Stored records
"""
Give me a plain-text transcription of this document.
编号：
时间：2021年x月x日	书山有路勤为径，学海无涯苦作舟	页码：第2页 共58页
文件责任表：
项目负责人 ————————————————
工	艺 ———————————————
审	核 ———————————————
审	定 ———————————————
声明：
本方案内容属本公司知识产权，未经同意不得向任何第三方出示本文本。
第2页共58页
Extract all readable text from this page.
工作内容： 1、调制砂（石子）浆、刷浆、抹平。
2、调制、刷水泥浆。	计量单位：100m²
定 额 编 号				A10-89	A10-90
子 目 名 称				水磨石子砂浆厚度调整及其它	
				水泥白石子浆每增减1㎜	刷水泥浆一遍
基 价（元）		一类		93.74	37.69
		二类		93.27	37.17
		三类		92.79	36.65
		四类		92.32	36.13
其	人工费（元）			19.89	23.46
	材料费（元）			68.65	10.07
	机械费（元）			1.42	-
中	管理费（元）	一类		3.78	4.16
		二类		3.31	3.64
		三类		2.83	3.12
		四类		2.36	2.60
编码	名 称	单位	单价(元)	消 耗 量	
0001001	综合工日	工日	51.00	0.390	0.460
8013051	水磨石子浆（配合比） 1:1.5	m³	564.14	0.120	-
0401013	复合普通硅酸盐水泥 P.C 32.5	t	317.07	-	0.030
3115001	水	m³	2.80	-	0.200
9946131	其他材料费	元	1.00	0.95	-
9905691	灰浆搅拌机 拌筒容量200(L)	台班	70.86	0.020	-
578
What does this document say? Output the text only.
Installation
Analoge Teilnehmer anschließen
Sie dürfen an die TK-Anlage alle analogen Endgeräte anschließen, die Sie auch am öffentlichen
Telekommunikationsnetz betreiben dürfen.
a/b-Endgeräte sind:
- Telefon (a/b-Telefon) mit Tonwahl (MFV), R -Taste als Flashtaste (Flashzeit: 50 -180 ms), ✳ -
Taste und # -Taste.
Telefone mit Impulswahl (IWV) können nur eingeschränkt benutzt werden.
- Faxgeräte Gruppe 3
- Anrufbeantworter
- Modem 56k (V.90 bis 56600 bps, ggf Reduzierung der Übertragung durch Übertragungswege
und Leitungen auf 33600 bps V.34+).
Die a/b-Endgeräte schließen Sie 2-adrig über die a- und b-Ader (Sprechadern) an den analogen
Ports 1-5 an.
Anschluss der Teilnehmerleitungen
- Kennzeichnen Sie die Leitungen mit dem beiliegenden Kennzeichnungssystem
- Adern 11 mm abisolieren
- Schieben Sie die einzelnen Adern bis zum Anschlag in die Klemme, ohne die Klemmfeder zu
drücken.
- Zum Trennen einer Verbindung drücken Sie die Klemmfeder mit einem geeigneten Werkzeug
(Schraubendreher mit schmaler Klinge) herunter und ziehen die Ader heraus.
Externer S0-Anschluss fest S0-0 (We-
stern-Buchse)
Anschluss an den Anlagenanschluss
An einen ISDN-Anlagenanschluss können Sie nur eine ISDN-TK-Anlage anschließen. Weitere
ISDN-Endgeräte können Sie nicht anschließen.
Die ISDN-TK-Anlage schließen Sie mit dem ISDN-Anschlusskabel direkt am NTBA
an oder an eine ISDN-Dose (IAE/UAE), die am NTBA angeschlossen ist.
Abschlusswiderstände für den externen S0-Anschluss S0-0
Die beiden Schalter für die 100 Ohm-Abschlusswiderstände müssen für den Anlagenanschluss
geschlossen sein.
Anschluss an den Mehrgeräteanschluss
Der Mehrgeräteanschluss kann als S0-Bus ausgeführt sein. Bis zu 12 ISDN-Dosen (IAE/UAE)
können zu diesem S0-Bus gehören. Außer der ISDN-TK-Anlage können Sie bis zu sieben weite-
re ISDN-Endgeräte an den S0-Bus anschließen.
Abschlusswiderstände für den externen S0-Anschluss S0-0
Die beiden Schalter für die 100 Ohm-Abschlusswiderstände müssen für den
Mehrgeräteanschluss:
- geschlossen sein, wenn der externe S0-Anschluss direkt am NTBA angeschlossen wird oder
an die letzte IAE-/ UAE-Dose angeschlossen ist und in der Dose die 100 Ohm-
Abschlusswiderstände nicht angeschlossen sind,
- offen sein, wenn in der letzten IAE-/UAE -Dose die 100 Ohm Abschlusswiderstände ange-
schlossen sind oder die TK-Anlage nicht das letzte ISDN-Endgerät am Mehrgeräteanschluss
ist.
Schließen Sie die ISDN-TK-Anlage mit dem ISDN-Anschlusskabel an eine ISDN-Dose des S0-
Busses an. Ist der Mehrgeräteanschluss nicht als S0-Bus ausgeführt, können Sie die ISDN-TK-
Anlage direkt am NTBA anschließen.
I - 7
"""
REQUIRED WORK: Using the listing above, retype each line exactly.

CORRECT ANSWER:
Give me a plain-text transcription of this document.
编号：
时间：2021年x月x日	书山有路勤为径，学海无涯苦作舟	页码：第2页 共58页
文件责任表：
项目负责人 ————————————————
工	艺 ———————————————
审	核 ———————————————
审	定 ———————————————
声明：
本方案内容属本公司知识产权，未经同意不得向任何第三方出示本文本。
第2页共58页
Extract all readable text from this page.
工作内容： 1、调制砂（石子）浆、刷浆、抹平。
2、调制、刷水泥浆。	计量单位：100m²
定 额 编 号				A10-89	A10-90
子 目 名 称				水磨石子砂浆厚度调整及其它	
				水泥白石子浆每增减1㎜	刷水泥浆一遍
基 价（元）		一类		93.74	37.69
		二类		93.27	37.17
		三类		92.79	36.65
		四类		92.32	36.13
其	人工费（元）			19.89	23.46
	材料费（元）			68.65	10.07
	机械费（元）			1.42	-
中	管理费（元）	一类		3.78	4.16
		二类		3.31	3.64
		三类		2.83	3.12
		四类		2.36	2.60
编码	名 称	单位	单价(元)	消 耗 量	
0001001	综合工日	工日	51.00	0.390	0.460
8013051	水磨石子浆（配合比） 1:1.5	m³	564.14	0.120	-
0401013	复合普通硅酸盐水泥 P.C 32.5	t	317.07	-	0.030
3115001	水	m³	2.80	-	0.200
9946131	其他材料费	元	1.00	0.95	-
9905691	灰浆搅拌机 拌筒容量200(L)	台班	70.86	0.020	-
578
What does this document say? Output the text only.
Installation
Analoge Teilnehmer anschließen
Sie dürfen an die TK-Anlage alle analogen Endgeräte anschließen, die Sie auch am öffentlichen
Telekommunikationsnetz betreiben dürfen.
a/b-Endgeräte sind:
- Telefon (a/b-Telefon) mit Tonwahl (MFV), R -Taste als Flashtaste (Flashzeit: 50 -180 ms), ✳ -
Taste und # -Taste.
Telefone mit Impulswahl (IWV) können nur eingeschränkt benutzt werden.
- Faxgeräte Gruppe 3
- Anrufbeantworter
- Modem 56k (V.90 bis 56600 bps, ggf Reduzierung der Übertragung durch Übertragungswege
und Leitungen auf 33600 bps V.34+).
Die a/b-Endgeräte schließen Sie 2-adrig über die a- und b-Ader (Sprechadern) an den analogen
Ports 1-5 an.
Anschluss der Teilnehmerleitungen
- Kennzeichnen Sie die Leitungen mit dem beiliegenden Kennzeichnungssystem
- Adern 11 mm abisolieren
- Schieben Sie die einzelnen Adern bis zum Anschlag in die Klemme, ohne die Klemmfeder zu
drücken.
- Zum Trennen einer Verbindung drücken Sie die Klemmfeder mit einem geeigneten Werkzeug
(Schraubendreher mit schmaler Klinge) herunter und ziehen die Ader heraus.
Externer S0-Anschluss fest S0-0 (We-
stern-Buchse)
Anschluss an den Anlagenanschluss
An einen ISDN-Anlagenanschluss können Sie nur eine ISDN-TK-Anlage anschließen. Weitere
ISDN-Endgeräte können Sie nicht anschließen.
Die ISDN-TK-Anlage schließen Sie mit dem ISDN-Anschlusskabel direkt am NTBA
an oder an eine ISDN-Dose (IAE/UAE), die am NTBA angeschlossen ist.
Abschlusswiderstände für den externen S0-Anschluss S0-0
Die beiden Schalter für die 100 Ohm-Abschlusswiderstände müssen für den Anlagenanschluss
geschlossen sein.
Anschluss an den Mehrgeräteanschluss
Der Mehrgeräteanschluss kann als S0-Bus ausgeführt sein. Bis zu 12 ISDN-Dosen (IAE/UAE)
können zu diesem S0-Bus gehören. Außer der ISDN-TK-Anlage können Sie bis zu sieben weite-
re ISDN-Endgeräte an den S0-Bus anschließen.
Abschlusswiderstände für den externen S0-Anschluss S0-0
Die beiden Schalter für die 100 Ohm-Abschlusswiderstände müssen für den
Mehrgeräteanschluss:
- geschlossen sein, wenn der externe S0-Anschluss direkt am NTBA angeschlossen wird oder
an die letzte IAE-/ UAE-Dose angeschlossen ist und in der Dose die 100 Ohm-
Abschlusswiderstände nicht angeschlossen sind,
- offen sein, wenn in der letzten IAE-/UAE -Dose die 100 Ohm Abschlusswiderstände ange-
schlossen sind oder die TK-Anlage nicht das letzte ISDN-Endgerät am Mehrgeräteanschluss
ist.
Schließen Sie die ISDN-TK-Anlage mit dem ISDN-Anschlusskabel an eine ISDN-Dose des S0-
Busses an. Ist der Mehrgeräteanschluss nicht als S0-Bus ausgeführt, können Sie die ISDN-TK-
Anlage direkt am NTBA anschließen.
I - 7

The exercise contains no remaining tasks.